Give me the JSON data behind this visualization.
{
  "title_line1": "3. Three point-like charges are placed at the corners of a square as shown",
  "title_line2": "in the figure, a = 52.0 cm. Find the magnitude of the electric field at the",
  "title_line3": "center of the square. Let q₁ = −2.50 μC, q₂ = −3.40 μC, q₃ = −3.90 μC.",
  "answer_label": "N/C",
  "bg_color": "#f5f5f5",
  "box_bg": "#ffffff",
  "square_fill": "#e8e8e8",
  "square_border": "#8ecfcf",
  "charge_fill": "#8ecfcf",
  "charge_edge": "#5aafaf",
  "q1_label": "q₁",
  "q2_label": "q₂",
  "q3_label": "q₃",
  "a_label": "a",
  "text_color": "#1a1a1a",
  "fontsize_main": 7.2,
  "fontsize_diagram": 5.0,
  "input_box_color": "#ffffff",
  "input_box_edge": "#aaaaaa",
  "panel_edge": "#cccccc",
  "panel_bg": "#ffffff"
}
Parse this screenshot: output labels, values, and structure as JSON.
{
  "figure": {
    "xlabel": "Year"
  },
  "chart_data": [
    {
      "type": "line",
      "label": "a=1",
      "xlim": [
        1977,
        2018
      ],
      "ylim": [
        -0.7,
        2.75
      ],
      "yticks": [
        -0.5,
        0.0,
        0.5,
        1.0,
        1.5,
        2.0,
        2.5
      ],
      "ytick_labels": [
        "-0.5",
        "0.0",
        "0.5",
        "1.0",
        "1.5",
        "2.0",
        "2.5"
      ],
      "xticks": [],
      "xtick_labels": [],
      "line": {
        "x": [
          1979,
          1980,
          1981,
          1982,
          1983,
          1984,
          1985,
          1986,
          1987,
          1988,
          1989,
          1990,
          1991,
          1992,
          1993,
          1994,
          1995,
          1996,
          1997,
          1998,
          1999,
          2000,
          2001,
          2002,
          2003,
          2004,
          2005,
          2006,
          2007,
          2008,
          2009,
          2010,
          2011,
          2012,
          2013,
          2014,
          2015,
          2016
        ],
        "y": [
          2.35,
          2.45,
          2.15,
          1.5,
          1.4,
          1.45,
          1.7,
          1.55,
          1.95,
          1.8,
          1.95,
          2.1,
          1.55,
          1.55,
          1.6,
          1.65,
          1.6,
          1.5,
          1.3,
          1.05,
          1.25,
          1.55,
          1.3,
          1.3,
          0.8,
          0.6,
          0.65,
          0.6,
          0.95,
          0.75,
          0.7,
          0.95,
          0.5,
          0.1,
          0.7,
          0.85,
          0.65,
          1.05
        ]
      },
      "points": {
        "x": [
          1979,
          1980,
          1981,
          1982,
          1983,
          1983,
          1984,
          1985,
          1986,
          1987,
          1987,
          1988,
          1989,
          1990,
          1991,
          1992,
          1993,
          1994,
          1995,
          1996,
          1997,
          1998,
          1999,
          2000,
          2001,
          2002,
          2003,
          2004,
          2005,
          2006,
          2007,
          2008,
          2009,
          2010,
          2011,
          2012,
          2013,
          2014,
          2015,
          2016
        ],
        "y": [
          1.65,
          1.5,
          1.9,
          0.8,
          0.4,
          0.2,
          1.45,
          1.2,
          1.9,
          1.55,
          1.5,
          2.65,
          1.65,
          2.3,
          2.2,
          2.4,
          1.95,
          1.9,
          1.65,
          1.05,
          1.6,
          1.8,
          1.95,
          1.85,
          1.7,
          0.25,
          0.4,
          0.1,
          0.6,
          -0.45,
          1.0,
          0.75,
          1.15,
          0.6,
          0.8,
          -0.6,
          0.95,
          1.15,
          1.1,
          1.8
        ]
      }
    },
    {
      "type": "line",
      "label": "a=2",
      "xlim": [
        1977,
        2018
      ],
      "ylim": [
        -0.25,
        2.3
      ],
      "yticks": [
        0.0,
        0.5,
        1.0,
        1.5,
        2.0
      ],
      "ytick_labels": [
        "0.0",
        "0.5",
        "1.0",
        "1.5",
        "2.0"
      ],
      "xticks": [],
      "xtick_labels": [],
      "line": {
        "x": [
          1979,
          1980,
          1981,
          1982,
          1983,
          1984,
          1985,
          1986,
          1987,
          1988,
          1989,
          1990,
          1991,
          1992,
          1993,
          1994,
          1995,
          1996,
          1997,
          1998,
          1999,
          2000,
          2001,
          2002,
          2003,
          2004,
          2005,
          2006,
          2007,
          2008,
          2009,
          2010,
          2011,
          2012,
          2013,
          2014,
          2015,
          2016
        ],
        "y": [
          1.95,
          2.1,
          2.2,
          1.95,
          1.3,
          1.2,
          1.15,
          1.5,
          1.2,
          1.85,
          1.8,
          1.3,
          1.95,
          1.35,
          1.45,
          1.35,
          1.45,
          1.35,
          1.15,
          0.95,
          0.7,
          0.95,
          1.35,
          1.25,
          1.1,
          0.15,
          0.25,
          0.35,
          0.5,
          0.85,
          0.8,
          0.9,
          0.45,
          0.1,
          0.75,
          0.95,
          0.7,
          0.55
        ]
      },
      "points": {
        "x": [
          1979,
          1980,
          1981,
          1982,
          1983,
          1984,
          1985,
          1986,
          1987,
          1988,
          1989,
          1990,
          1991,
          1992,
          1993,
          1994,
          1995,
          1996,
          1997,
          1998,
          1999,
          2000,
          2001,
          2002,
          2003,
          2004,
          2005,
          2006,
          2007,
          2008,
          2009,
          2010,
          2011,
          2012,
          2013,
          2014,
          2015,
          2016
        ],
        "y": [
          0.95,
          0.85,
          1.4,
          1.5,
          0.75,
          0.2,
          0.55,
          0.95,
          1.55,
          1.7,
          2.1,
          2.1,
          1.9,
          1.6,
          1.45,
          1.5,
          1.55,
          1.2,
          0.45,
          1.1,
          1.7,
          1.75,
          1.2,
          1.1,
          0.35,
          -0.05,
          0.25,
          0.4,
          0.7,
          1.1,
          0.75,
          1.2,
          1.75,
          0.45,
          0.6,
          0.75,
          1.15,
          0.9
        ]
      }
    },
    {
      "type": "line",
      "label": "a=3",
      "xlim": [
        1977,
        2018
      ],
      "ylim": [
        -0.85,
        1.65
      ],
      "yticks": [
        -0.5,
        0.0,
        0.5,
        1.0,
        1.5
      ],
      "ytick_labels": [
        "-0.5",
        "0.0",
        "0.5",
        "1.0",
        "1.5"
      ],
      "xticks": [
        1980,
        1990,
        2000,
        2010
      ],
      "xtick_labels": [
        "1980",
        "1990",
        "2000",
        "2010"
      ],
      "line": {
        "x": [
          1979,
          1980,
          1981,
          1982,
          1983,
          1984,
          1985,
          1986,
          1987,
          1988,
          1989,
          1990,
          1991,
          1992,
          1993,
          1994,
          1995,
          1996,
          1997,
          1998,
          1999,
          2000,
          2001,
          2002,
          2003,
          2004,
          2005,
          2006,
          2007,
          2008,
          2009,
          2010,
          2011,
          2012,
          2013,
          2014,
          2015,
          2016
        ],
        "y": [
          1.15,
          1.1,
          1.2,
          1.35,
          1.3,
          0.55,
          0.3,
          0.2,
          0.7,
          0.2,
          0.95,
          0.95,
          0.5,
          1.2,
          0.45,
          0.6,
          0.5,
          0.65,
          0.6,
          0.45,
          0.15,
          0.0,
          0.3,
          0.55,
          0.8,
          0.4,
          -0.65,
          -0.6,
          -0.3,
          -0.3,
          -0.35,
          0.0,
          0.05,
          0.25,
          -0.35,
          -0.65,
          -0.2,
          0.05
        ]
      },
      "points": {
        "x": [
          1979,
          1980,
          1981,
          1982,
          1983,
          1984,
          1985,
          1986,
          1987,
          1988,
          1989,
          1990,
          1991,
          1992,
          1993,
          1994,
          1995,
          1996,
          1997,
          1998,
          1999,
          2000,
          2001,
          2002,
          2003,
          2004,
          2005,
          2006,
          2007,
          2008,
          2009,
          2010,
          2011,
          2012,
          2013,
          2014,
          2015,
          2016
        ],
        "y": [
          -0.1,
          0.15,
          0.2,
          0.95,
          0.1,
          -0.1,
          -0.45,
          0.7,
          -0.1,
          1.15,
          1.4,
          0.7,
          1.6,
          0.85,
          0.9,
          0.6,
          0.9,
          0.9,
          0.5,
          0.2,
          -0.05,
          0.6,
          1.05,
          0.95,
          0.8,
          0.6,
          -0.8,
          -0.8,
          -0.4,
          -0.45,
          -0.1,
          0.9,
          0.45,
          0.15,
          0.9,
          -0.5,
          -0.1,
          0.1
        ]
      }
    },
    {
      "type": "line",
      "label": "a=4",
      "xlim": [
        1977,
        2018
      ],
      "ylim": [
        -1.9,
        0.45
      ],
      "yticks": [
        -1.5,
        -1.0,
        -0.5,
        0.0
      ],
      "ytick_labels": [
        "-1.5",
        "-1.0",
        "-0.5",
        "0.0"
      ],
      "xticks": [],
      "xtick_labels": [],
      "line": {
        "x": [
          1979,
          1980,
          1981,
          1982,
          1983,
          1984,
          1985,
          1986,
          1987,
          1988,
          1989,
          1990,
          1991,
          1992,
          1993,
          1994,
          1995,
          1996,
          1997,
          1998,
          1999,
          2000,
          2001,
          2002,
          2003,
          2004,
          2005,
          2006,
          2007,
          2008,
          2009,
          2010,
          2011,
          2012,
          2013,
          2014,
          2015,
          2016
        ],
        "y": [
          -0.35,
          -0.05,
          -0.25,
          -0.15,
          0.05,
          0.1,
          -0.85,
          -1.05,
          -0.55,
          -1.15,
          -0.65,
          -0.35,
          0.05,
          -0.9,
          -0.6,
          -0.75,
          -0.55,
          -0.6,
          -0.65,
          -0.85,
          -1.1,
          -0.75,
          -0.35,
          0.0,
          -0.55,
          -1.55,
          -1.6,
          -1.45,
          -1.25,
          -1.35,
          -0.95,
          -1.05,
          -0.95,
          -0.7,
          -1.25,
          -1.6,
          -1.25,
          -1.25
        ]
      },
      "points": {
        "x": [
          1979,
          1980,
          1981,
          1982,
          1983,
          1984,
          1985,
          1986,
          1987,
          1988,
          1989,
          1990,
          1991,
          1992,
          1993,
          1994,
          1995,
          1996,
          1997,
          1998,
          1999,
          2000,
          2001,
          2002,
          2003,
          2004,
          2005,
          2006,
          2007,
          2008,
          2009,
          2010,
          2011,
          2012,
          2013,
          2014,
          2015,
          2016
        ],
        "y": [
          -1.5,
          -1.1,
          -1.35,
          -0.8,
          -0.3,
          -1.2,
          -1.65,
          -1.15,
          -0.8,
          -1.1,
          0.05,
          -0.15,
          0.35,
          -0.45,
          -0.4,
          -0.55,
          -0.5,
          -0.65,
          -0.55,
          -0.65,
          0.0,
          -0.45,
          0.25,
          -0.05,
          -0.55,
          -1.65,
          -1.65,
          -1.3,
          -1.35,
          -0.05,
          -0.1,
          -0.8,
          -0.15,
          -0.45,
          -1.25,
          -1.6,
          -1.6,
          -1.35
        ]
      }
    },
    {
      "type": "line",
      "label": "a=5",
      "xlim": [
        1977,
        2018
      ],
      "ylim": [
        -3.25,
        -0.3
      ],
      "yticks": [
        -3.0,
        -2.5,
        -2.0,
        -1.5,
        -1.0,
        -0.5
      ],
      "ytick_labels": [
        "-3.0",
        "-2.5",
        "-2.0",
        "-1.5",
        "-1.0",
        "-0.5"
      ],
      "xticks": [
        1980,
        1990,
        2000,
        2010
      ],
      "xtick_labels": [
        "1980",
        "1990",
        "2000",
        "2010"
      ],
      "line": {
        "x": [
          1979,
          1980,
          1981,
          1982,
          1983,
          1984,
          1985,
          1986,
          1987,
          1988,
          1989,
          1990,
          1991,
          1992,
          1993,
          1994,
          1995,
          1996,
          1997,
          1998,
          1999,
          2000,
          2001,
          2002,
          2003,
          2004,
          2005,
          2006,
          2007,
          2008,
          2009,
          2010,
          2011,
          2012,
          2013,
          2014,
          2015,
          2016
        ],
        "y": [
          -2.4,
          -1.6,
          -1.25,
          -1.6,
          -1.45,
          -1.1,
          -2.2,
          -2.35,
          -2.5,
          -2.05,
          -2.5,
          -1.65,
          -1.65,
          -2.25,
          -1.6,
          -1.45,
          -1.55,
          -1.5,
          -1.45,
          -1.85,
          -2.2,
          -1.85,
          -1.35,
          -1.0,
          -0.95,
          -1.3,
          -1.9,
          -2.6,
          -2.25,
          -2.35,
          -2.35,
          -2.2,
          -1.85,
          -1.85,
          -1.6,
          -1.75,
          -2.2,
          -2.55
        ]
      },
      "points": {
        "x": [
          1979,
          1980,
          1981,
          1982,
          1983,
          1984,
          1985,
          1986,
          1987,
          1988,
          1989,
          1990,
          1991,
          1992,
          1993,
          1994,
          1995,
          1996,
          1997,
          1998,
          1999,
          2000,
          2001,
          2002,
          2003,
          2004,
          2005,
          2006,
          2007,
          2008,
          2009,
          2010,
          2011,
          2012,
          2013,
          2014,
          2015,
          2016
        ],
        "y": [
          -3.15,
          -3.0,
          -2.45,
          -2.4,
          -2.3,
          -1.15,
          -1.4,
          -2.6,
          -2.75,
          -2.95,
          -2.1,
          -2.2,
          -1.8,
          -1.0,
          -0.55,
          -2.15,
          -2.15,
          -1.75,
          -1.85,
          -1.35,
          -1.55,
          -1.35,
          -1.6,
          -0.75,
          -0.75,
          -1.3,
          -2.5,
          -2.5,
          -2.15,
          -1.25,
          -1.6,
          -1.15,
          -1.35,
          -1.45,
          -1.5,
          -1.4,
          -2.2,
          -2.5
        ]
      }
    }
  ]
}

** Requirements **
Copy out every line of the data that includes the word "JSON".

** Right answer **
Give me the JSON data behind this visualization.
Parse this screenshot: output labels, values, and structure as JSON.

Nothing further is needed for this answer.